To do - Locate every line in the material below that has the word "ensure". Copy each of those lines.

# Provided entries start

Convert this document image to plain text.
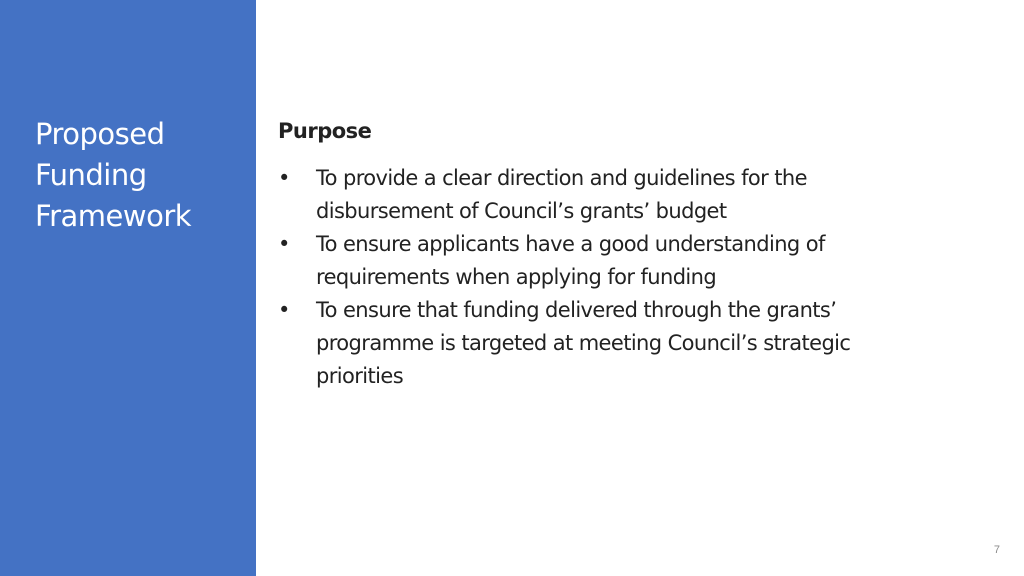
Proposed
Funding
Framework
Purpose
•	To provide a clear direction and guidelines for the disbursement of Council’s grants’ budget
•	To ensure applicants have a good understanding of requirements when applying for funding
•	To ensure that funding delivered through the grants’ programme is targeted at meeting Council’s strategic priorities
7
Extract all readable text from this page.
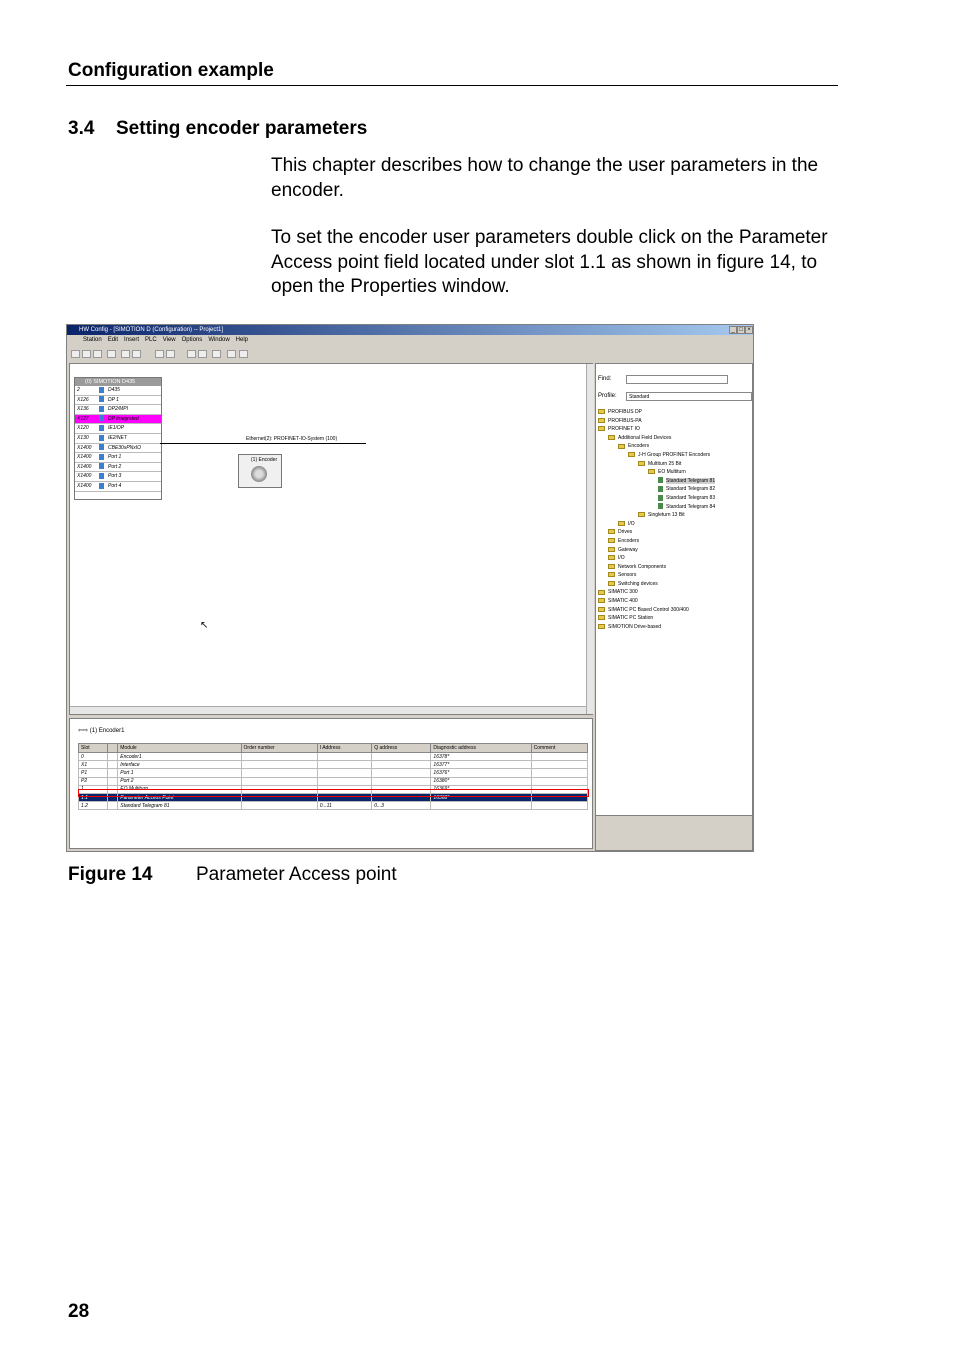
Configuration example
3.4 Setting encoder parameters
This chapter describes how to change the user parameters in the encoder.
To set the encoder user parameters double click on the Parameter Access point field located under slot 1.1 as shown in figure 14, to open the Properties window.
HW Config - [SIMOTION D (Configuration) -- Project1]	_ □ ×
Station Edit Insert PLC View Options Window Help
(0) SIMOTION D435
2	D435
X126	DP 1
X136	DP2/MPI
X127	DP Integrated
X120	IE1/OP
X130	IE2/NET
X1400	CBE30xPNxIO
X1400	Port 1
X1400	Port 2
X1400	Port 3
X1400	Port 4
Ethernet(2): PROFINET-IO-System (100)
(1) Encoder
↖
⇦⇨ (1) Encoder1
Slot		Module	Order number	I Address	Q address	Diagnostic address	Comment
0		Encoder1				16378*	
X1		Interface				16377*	
P1		Port 1				16376*	
P2		Port 2				16380*	
1		EO Multiturn				16369*	
1.1		Parameter Access Point				16368*	
1.2		Standard Telegram 81		0...11	0...3		
Find:
Profile:	Standard
PROFIBUS DP
PROFIBUS-PA
PROFINET IO
Additional Field Devices
Encoders
J-H Group PROFINET Encoders
Multiturn 25 Bit
EO Multiturn
Standard Telegram 81
Standard Telegram 82
Standard Telegram 83
Standard Telegram 84
Singleturn 13 Bit
I/O
Drives
Encoders
Gateway
I/O
Network Components
Sensors
Switching devices
SIMATIC 300
SIMATIC 400
SIMATIC PC Based Control 300/400
SIMATIC PC Station
SIMOTION Drive-based
Figure 14 Parameter Access point
28
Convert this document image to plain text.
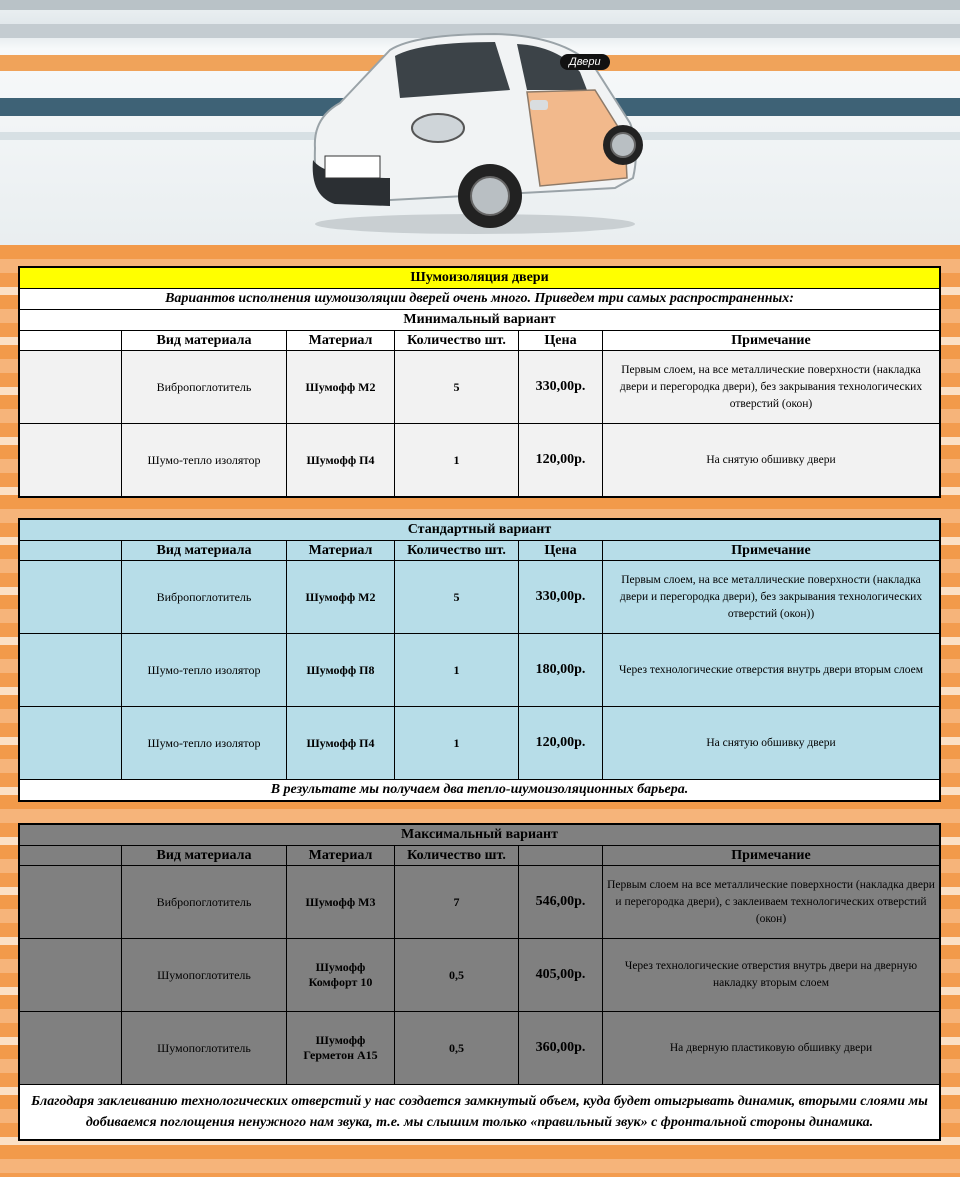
Двери
Шумоизоляция двери					
Вариантов исполнения шумоизоляции дверей очень много. Приведем три самых распространенных:					
Минимальный вариант					
	Вид материала	Материал	Количество шт.	Цена	Примечание
	Вибропоглотитель	Шумофф М2	5	330,00р.	Первым слоем, на все металлические поверхности (накладка двери и перегородка двери), без закрывания технологических отверстий (окон)
	Шумо-тепло изолятор	Шумофф П4	1	120,00р.	На снятую обшивку двери
Стандартный вариант					
	Вид материала	Материал	Количество шт.	Цена	Примечание
	Вибропоглотитель	Шумофф М2	5	330,00р.	Первым слоем, на все металлические поверхности (накладка двери и перегородка двери), без закрывания технологических отверстий (окон))
	Шумо-тепло изолятор	Шумофф П8	1	180,00р.	Через технологические отверстия внутрь двери вторым слоем
	Шумо-тепло изолятор	Шумофф П4	1	120,00р.	На снятую обшивку двери
В результате мы получаем два тепло-шумоизоляционных барьера.					
Максимальный вариант					
	Вид материала	Материал	Количество шт.		Примечание
	Вибропоглотитель	Шумофф М3	7	546,00р.	Первым слоем на все металлические поверхности (накладка двери и перегородка двери), с заклеиваем технологических отверстий (окон)
	Шумопоглотитель	Шумофф Комфорт 10	0,5	405,00р.	Через технологические отверстия внутрь двери на дверную накладку вторым слоем
	Шумопоглотитель	Шумофф Герметон А15	0,5	360,00р.	На дверную пластиковую обшивку двери
Благодаря заклеиванию технологических отверстий у нас создается замкнутый объем, куда будет отыгрывать динамик, вторыми слоями мы добиваемся поглощения ненужного нам звука, т.е. мы слышим только «правильный звук» с фронтальной стороны динамика.					
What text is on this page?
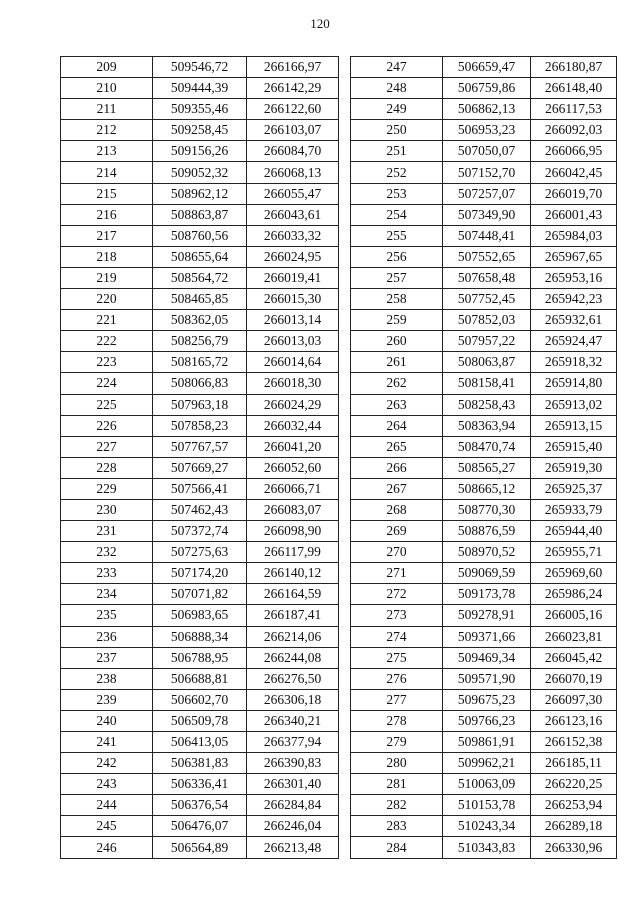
120
209	509546,72	266166,97
210	509444,39	266142,29
211	509355,46	266122,60
212	509258,45	266103,07
213	509156,26	266084,70
214	509052,32	266068,13
215	508962,12	266055,47
216	508863,87	266043,61
217	508760,56	266033,32
218	508655,64	266024,95
219	508564,72	266019,41
220	508465,85	266015,30
221	508362,05	266013,14
222	508256,79	266013,03
223	508165,72	266014,64
224	508066,83	266018,30
225	507963,18	266024,29
226	507858,23	266032,44
227	507767,57	266041,20
228	507669,27	266052,60
229	507566,41	266066,71
230	507462,43	266083,07
231	507372,74	266098,90
232	507275,63	266117,99
233	507174,20	266140,12
234	507071,82	266164,59
235	506983,65	266187,41
236	506888,34	266214,06
237	506788,95	266244,08
238	506688,81	266276,50
239	506602,70	266306,18
240	506509,78	266340,21
241	506413,05	266377,94
242	506381,83	266390,83
243	506336,41	266301,40
244	506376,54	266284,84
245	506476,07	266246,04
246	506564,89	266213,48
247	506659,47	266180,87
248	506759,86	266148,40
249	506862,13	266117,53
250	506953,23	266092,03
251	507050,07	266066,95
252	507152,70	266042,45
253	507257,07	266019,70
254	507349,90	266001,43
255	507448,41	265984,03
256	507552,65	265967,65
257	507658,48	265953,16
258	507752,45	265942,23
259	507852,03	265932,61
260	507957,22	265924,47
261	508063,87	265918,32
262	508158,41	265914,80
263	508258,43	265913,02
264	508363,94	265913,15
265	508470,74	265915,40
266	508565,27	265919,30
267	508665,12	265925,37
268	508770,30	265933,79
269	508876,59	265944,40
270	508970,52	265955,71
271	509069,59	265969,60
272	509173,78	265986,24
273	509278,91	266005,16
274	509371,66	266023,81
275	509469,34	266045,42
276	509571,90	266070,19
277	509675,23	266097,30
278	509766,23	266123,16
279	509861,91	266152,38
280	509962,21	266185,11
281	510063,09	266220,25
282	510153,78	266253,94
283	510243,34	266289,18
284	510343,83	266330,96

# Provided entries end

Problem solution -
•	To ensure applicants have a good understanding of requirements when applying for funding
•	To ensure that funding delivered through the grants’ programme is targeted at meeting Council’s strategic priorities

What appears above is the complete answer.